What is asked:
Pictures do not belong in your copy. Repeat all the other data exactly.
====================
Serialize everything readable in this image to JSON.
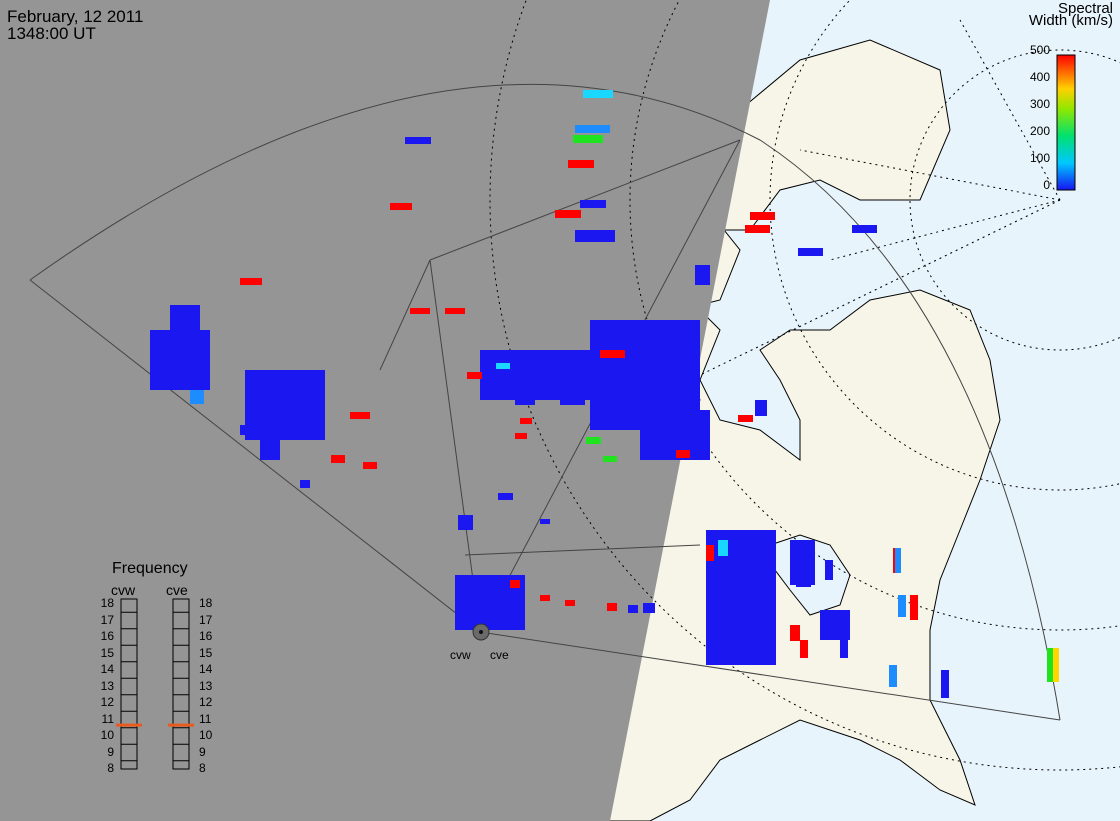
{
  "header": {
    "date": "February, 12 2011",
    "time": "1348:00 UT"
  },
  "colorbar": {
    "title_line1": "Spectral",
    "title_line2": "Width (km/s)",
    "ticks": [
      "500",
      "400",
      "300",
      "200",
      "100",
      "0"
    ]
  },
  "frequency_panel": {
    "title": "Frequency",
    "radars": [
      "cvw",
      "cve"
    ],
    "ticks": [
      "18",
      "17",
      "16",
      "15",
      "14",
      "13",
      "12",
      "11",
      "10",
      "9",
      "8"
    ],
    "cvw_value": 10.6,
    "cve_value": 10.6
  },
  "sites": [
    "cvw",
    "cve"
  ],
  "colors": {
    "night": "#959595",
    "day_ocean": "#e8f4fb",
    "day_land": "#f6f5e8",
    "low": "#1a17f0",
    "high": "#ff0000",
    "freq_marker": "#e85a1e"
  }
}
====================
Response:
Serialize everything readable in this image to JSON.
{
  "header": {
    "date": "February, 12 2011",
    "time": "1348:00 UT"
  },
  "colorbar": {
    "title_line1": "Spectral",
    "title_line2": "Width (km/s)",
    "ticks": [
      "500",
      "400",
      "300",
      "200",
      "100",
      "0"
    ]
  },
  "frequency_panel": {
    "title": "Frequency",
    "radars": [
      "cvw",
      "cve"
    ],
    "ticks": [
      "18",
      "17",
      "16",
      "15",
      "14",
      "13",
      "12",
      "11",
      "10",
      "9",
      "8"
    ],
    "cvw_value": 10.6,
    "cve_value": 10.6
  },
  "sites": [
    "cvw",
    "cve"
  ],
  "colors": {
    "night": "#959595",
    "day_ocean": "#e8f4fb",
    "day_land": "#f6f5e8",
    "low": "#1a17f0",
    "high": "#ff0000",
    "freq_marker": "#e85a1e"
  }
}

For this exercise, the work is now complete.